--- EXERCISE ---
Each entry must be reproduced precisely as it stands.

-*-

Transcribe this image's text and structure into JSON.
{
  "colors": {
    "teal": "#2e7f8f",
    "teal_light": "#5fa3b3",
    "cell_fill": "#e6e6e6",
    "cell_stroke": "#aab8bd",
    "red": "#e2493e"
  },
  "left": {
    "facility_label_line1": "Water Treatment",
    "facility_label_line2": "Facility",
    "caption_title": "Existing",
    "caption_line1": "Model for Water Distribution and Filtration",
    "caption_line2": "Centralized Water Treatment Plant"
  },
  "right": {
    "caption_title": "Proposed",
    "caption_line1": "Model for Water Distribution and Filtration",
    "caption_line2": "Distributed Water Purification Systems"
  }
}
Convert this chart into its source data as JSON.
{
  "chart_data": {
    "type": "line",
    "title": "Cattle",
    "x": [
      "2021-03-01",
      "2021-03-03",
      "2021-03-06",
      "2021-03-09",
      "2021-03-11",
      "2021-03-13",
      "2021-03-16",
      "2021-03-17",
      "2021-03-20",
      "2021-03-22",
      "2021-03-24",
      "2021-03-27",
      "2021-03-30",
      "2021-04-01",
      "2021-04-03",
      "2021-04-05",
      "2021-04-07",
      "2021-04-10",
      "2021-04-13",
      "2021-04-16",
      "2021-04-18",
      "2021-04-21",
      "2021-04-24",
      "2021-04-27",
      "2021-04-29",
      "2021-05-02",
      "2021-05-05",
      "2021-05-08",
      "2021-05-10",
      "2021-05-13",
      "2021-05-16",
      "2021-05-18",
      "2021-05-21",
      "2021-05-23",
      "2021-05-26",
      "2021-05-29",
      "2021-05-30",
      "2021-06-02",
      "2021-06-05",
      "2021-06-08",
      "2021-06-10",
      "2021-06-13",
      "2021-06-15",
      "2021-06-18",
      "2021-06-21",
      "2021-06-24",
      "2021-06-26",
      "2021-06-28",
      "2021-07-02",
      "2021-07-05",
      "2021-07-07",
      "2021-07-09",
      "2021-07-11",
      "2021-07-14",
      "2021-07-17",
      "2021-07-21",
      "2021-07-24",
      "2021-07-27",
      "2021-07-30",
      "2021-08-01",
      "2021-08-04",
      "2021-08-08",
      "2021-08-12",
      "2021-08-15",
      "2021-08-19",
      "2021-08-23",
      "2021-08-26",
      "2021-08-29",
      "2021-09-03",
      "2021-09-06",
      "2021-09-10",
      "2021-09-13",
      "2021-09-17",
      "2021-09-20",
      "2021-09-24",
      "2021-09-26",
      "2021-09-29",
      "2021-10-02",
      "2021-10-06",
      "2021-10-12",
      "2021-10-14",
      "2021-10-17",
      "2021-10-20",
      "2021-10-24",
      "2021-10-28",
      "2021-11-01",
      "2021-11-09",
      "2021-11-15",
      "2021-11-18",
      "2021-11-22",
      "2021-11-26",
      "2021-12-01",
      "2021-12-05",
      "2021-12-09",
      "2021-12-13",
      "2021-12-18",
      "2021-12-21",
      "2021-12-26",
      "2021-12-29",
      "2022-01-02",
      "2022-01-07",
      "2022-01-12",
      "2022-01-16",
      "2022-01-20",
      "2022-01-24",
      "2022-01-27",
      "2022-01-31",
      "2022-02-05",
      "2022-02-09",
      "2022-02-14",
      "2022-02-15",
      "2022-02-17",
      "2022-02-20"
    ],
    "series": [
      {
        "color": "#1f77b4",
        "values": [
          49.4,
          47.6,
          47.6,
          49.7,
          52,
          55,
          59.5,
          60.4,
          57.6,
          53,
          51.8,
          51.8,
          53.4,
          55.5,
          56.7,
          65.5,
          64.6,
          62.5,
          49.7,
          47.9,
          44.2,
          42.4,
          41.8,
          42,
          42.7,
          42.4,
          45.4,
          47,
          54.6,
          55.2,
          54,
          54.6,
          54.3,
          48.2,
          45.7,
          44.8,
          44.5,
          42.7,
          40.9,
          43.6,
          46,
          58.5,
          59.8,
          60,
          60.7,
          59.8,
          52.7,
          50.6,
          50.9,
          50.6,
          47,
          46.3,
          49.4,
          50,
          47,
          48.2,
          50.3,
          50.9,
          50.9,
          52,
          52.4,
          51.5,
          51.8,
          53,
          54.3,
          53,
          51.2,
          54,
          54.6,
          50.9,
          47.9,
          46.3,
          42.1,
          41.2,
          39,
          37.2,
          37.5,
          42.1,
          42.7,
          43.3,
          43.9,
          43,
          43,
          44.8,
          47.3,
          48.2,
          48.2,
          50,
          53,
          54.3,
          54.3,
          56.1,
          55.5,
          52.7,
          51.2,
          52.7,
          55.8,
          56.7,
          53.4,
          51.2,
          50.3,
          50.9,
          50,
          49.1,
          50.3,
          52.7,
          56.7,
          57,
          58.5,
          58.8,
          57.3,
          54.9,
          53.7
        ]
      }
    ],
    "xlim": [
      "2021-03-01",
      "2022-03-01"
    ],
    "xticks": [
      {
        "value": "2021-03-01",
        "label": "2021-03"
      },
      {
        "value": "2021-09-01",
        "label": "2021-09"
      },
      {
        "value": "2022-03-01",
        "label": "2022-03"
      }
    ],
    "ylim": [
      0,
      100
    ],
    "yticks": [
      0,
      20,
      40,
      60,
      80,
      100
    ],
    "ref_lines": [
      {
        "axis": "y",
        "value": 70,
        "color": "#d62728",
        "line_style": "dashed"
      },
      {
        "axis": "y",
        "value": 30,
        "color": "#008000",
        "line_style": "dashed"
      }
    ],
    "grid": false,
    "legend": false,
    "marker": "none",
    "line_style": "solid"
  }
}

-*-

--- TASK OUTPUT ---
Transcribe this image's text and structure into JSON.
{
  "colors": {
    "teal": "#2e7f8f",
    "teal_light": "#5fa3b3",
    "cell_fill": "#e6e6e6",
    "cell_stroke": "#aab8bd",
    "red": "#e2493e"
  },
  "left": {
    "facility_label_line1": "Water Treatment",
    "facility_label_line2": "Facility",
    "caption_title": "Existing",
    "caption_line1": "Model for Water Distribution and Filtration",
    "caption_line2": "Centralized Water Treatment Plant"
  },
  "right": {
    "caption_title": "Proposed",
    "caption_line1": "Model for Water Distribution and Filtration",
    "caption_line2": "Distributed Water Purification Systems"
  }
}
Convert this chart into its source data as JSON.
{
  "chart_data": {
    "type": "line",
    "title": "Cattle",
    "x": [
      "2021-03-01",
      "2021-03-03",
      "2021-03-06",
      "2021-03-09",
      "2021-03-11",
      "2021-03-13",
      "2021-03-16",
      "2021-03-17",
      "2021-03-20",
      "2021-03-22",
      "2021-03-24",
      "2021-03-27",
      "2021-03-30",
      "2021-04-01",
      "2021-04-03",
      "2021-04-05",
      "2021-04-07",
      "2021-04-10",
      "2021-04-13",
      "2021-04-16",
      "2021-04-18",
      "2021-04-21",
      "2021-04-24",
      "2021-04-27",
      "2021-04-29",
      "2021-05-02",
      "2021-05-05",
      "2021-05-08",
      "2021-05-10",
      "2021-05-13",
      "2021-05-16",
      "2021-05-18",
      "2021-05-21",
      "2021-05-23",
      "2021-05-26",
      "2021-05-29",
      "2021-05-30",
      "2021-06-02",
      "2021-06-05",
      "2021-06-08",
      "2021-06-10",
      "2021-06-13",
      "2021-06-15",
      "2021-06-18",
      "2021-06-21",
      "2021-06-24",
      "2021-06-26",
      "2021-06-28",
      "2021-07-02",
      "2021-07-05",
      "2021-07-07",
      "2021-07-09",
      "2021-07-11",
      "2021-07-14",
      "2021-07-17",
      "2021-07-21",
      "2021-07-24",
      "2021-07-27",
      "2021-07-30",
      "2021-08-01",
      "2021-08-04",
      "2021-08-08",
      "2021-08-12",
      "2021-08-15",
      "2021-08-19",
      "2021-08-23",
      "2021-08-26",
      "2021-08-29",
      "2021-09-03",
      "2021-09-06",
      "2021-09-10",
      "2021-09-13",
      "2021-09-17",
      "2021-09-20",
      "2021-09-24",
      "2021-09-26",
      "2021-09-29",
      "2021-10-02",
      "2021-10-06",
      "2021-10-12",
      "2021-10-14",
      "2021-10-17",
      "2021-10-20",
      "2021-10-24",
      "2021-10-28",
      "2021-11-01",
      "2021-11-09",
      "2021-11-15",
      "2021-11-18",
      "2021-11-22",
      "2021-11-26",
      "2021-12-01",
      "2021-12-05",
      "2021-12-09",
      "2021-12-13",
      "2021-12-18",
      "2021-12-21",
      "2021-12-26",
      "2021-12-29",
      "2022-01-02",
      "2022-01-07",
      "2022-01-12",
      "2022-01-16",
      "2022-01-20",
      "2022-01-24",
      "2022-01-27",
      "2022-01-31",
      "2022-02-05",
      "2022-02-09",
      "2022-02-14",
      "2022-02-15",
      "2022-02-17",
      "2022-02-20"
    ],
    "series": [
      {
        "color": "#1f77b4",
        "values": [
          49.4,
          47.6,
          47.6,
          49.7,
          52,
          55,
          59.5,
          60.4,
          57.6,
          53,
          51.8,
          51.8,
          53.4,
          55.5,
          56.7,
          65.5,
          64.6,
          62.5,
          49.7,
          47.9,
          44.2,
          42.4,
          41.8,
          42,
          42.7,
          42.4,
          45.4,
          47,
          54.6,
          55.2,
          54,
          54.6,
          54.3,
          48.2,
          45.7,
          44.8,
          44.5,
          42.7,
          40.9,
          43.6,
          46,
          58.5,
          59.8,
          60,
          60.7,
          59.8,
          52.7,
          50.6,
          50.9,
          50.6,
          47,
          46.3,
          49.4,
          50,
          47,
          48.2,
          50.3,
          50.9,
          50.9,
          52,
          52.4,
          51.5,
          51.8,
          53,
          54.3,
          53,
          51.2,
          54,
          54.6,
          50.9,
          47.9,
          46.3,
          42.1,
          41.2,
          39,
          37.2,
          37.5,
          42.1,
          42.7,
          43.3,
          43.9,
          43,
          43,
          44.8,
          47.3,
          48.2,
          48.2,
          50,
          53,
          54.3,
          54.3,
          56.1,
          55.5,
          52.7,
          51.2,
          52.7,
          55.8,
          56.7,
          53.4,
          51.2,
          50.3,
          50.9,
          50,
          49.1,
          50.3,
          52.7,
          56.7,
          57,
          58.5,
          58.8,
          57.3,
          54.9,
          53.7
        ]
      }
    ],
    "xlim": [
      "2021-03-01",
      "2022-03-01"
    ],
    "xticks": [
      {
        "value": "2021-03-01",
        "label": "2021-03"
      },
      {
        "value": "2021-09-01",
        "label": "2021-09"
      },
      {
        "value": "2022-03-01",
        "label": "2022-03"
      }
    ],
    "ylim": [
      0,
      100
    ],
    "yticks": [
      0,
      20,
      40,
      60,
      80,
      100
    ],
    "ref_lines": [
      {
        "axis": "y",
        "value": 70,
        "color": "#d62728",
        "line_style": "dashed"
      },
      {
        "axis": "y",
        "value": 30,
        "color": "#008000",
        "line_style": "dashed"
      }
    ],
    "grid": false,
    "legend": false,
    "marker": "none",
    "line_style": "solid"
  }
}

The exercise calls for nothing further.